[begin Records]

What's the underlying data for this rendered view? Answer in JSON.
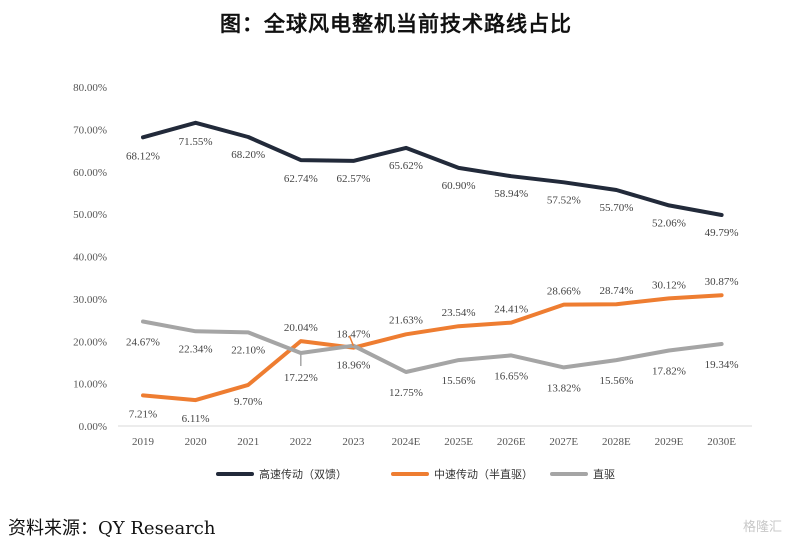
{
  "page": {
    "title": "图：全球风电整机当前技术路线占比",
    "source": "资料来源：QY Research",
    "watermark": "格隆汇"
  },
  "chart_data": {
    "type": "line",
    "title": "图：全球风电整机当前技术路线占比",
    "xlabel": "",
    "ylabel": "",
    "ylim": [
      0,
      80
    ],
    "yticks": [
      "0.00%",
      "10.00%",
      "20.00%",
      "30.00%",
      "40.00%",
      "50.00%",
      "60.00%",
      "70.00%",
      "80.00%"
    ],
    "grid": false,
    "legend_position": "bottom",
    "categories": [
      "2019",
      "2020",
      "2021",
      "2022",
      "2023",
      "2024E",
      "2025E",
      "2026E",
      "2027E",
      "2028E",
      "2029E",
      "2030E"
    ],
    "series": [
      {
        "name": "高速传动（双馈）",
        "color": "#222a3a",
        "values": [
          68.12,
          71.55,
          68.2,
          62.74,
          62.57,
          65.62,
          60.9,
          58.94,
          57.52,
          55.7,
          52.06,
          49.79
        ],
        "labels": [
          "68.12%",
          "71.55%",
          "68.20%",
          "62.74%",
          "62.57%",
          "65.62%",
          "60.90%",
          "58.94%",
          "57.52%",
          "55.70%",
          "52.06%",
          "49.79%"
        ]
      },
      {
        "name": "中速传动（半直驱）",
        "color": "#ee7d31",
        "values": [
          7.21,
          6.11,
          9.7,
          20.04,
          18.47,
          21.63,
          23.54,
          24.41,
          28.66,
          28.74,
          30.12,
          30.87
        ],
        "labels": [
          "7.21%",
          "6.11%",
          "9.70%",
          "20.04%",
          "18.47%",
          "21.63%",
          "23.54%",
          "24.41%",
          "28.66%",
          "28.74%",
          "30.12%",
          "30.87%"
        ]
      },
      {
        "name": "直驱",
        "color": "#a5a5a5",
        "values": [
          24.67,
          22.34,
          22.1,
          17.22,
          18.96,
          12.75,
          15.56,
          16.65,
          13.82,
          15.56,
          17.82,
          19.34
        ],
        "labels": [
          "24.67%",
          "22.34%",
          "22.10%",
          "17.22%",
          "18.96%",
          "12.75%",
          "15.56%",
          "16.65%",
          "13.82%",
          "15.56%",
          "17.82%",
          "19.34%"
        ]
      }
    ]
  }
}
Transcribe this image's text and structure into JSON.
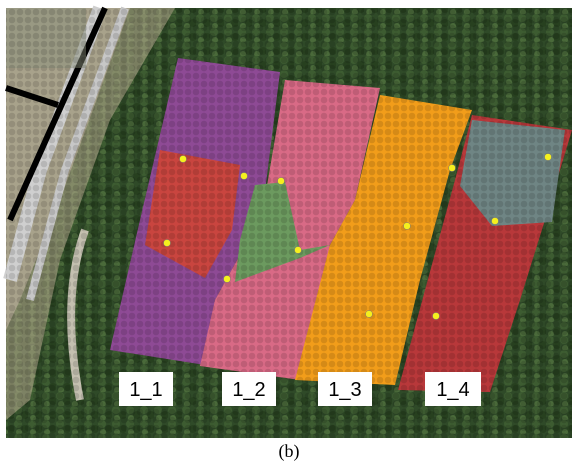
{
  "labels": [
    "1_1",
    "1_2",
    "1_3",
    "1_4"
  ],
  "caption": "(b)"
}
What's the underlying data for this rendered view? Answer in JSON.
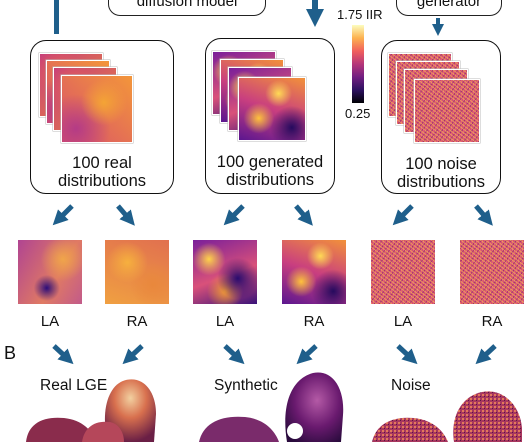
{
  "top": {
    "diffusion_label": "diffusion model",
    "generator_label": "generator"
  },
  "colorbar": {
    "max_label": "1.75 IIR",
    "min_label": "0.25"
  },
  "groups": [
    {
      "line1": "100 real",
      "line2": "distributions"
    },
    {
      "line1": "100 generated",
      "line2": "distributions"
    },
    {
      "line1": "100 noise",
      "line2": "distributions"
    }
  ],
  "maps": [
    {
      "label": "LA"
    },
    {
      "label": "RA"
    },
    {
      "label": "LA"
    },
    {
      "label": "RA"
    },
    {
      "label": "LA"
    },
    {
      "label": "RA"
    }
  ],
  "panel_b": {
    "letter": "B",
    "headers": [
      "Real LGE",
      "Synthetic",
      "Noise"
    ]
  },
  "colors": {
    "arrow": "#1f5f8b",
    "border": "#111111"
  }
}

[end Records]

What is required
Your job is to transcribe the entries above exactly; skip the pictures.

Written response
What's the underlying data for this rendered view? Answer in JSON.
{
  "page": {
    "title": "图：全球风电整机当前技术路线占比",
    "source": "资料来源：QY Research",
    "watermark": "格隆汇"
  },
  "chart_data": {
    "type": "line",
    "title": "图：全球风电整机当前技术路线占比",
    "xlabel": "",
    "ylabel": "",
    "ylim": [
      0,
      80
    ],
    "yticks": [
      "0.00%",
      "10.00%",
      "20.00%",
      "30.00%",
      "40.00%",
      "50.00%",
      "60.00%",
      "70.00%",
      "80.00%"
    ],
    "grid": false,
    "legend_position": "bottom",
    "categories": [
      "2019",
      "2020",
      "2021",
      "2022",
      "2023",
      "2024E",
      "2025E",
      "2026E",
      "2027E",
      "2028E",
      "2029E",
      "2030E"
    ],
    "series": [
      {
        "name": "高速传动（双馈）",
        "color": "#222a3a",
        "values": [
          68.12,
          71.55,
          68.2,
          62.74,
          62.57,
          65.62,
          60.9,
          58.94,
          57.52,
          55.7,
          52.06,
          49.79
        ],
        "labels": [
          "68.12%",
          "71.55%",
          "68.20%",
          "62.74%",
          "62.57%",
          "65.62%",
          "60.90%",
          "58.94%",
          "57.52%",
          "55.70%",
          "52.06%",
          "49.79%"
        ]
      },
      {
        "name": "中速传动（半直驱）",
        "color": "#ee7d31",
        "values": [
          7.21,
          6.11,
          9.7,
          20.04,
          18.47,
          21.63,
          23.54,
          24.41,
          28.66,
          28.74,
          30.12,
          30.87
        ],
        "labels": [
          "7.21%",
          "6.11%",
          "9.70%",
          "20.04%",
          "18.47%",
          "21.63%",
          "23.54%",
          "24.41%",
          "28.66%",
          "28.74%",
          "30.12%",
          "30.87%"
        ]
      },
      {
        "name": "直驱",
        "color": "#a5a5a5",
        "values": [
          24.67,
          22.34,
          22.1,
          17.22,
          18.96,
          12.75,
          15.56,
          16.65,
          13.82,
          15.56,
          17.82,
          19.34
        ],
        "labels": [
          "24.67%",
          "22.34%",
          "22.10%",
          "17.22%",
          "18.96%",
          "12.75%",
          "15.56%",
          "16.65%",
          "13.82%",
          "15.56%",
          "17.82%",
          "19.34%"
        ]
      }
    ]
  }
}
Transcribe this image's text and structure into JSON.
{
  "labels": [
    "1_1",
    "1_2",
    "1_3",
    "1_4"
  ],
  "caption": "(b)"
}
What's the underlying data for this rendered view? Answer in JSON.
{
  "top": {
    "diffusion_label": "diffusion model",
    "generator_label": "generator"
  },
  "colorbar": {
    "max_label": "1.75 IIR",
    "min_label": "0.25"
  },
  "groups": [
    {
      "line1": "100 real",
      "line2": "distributions"
    },
    {
      "line1": "100 generated",
      "line2": "distributions"
    },
    {
      "line1": "100 noise",
      "line2": "distributions"
    }
  ],
  "maps": [
    {
      "label": "LA"
    },
    {
      "label": "RA"
    },
    {
      "label": "LA"
    },
    {
      "label": "RA"
    },
    {
      "label": "LA"
    },
    {
      "label": "RA"
    }
  ],
  "panel_b": {
    "letter": "B",
    "headers": [
      "Real LGE",
      "Synthetic",
      "Noise"
    ]
  },
  "colors": {
    "arrow": "#1f5f8b",
    "border": "#111111"
  }
}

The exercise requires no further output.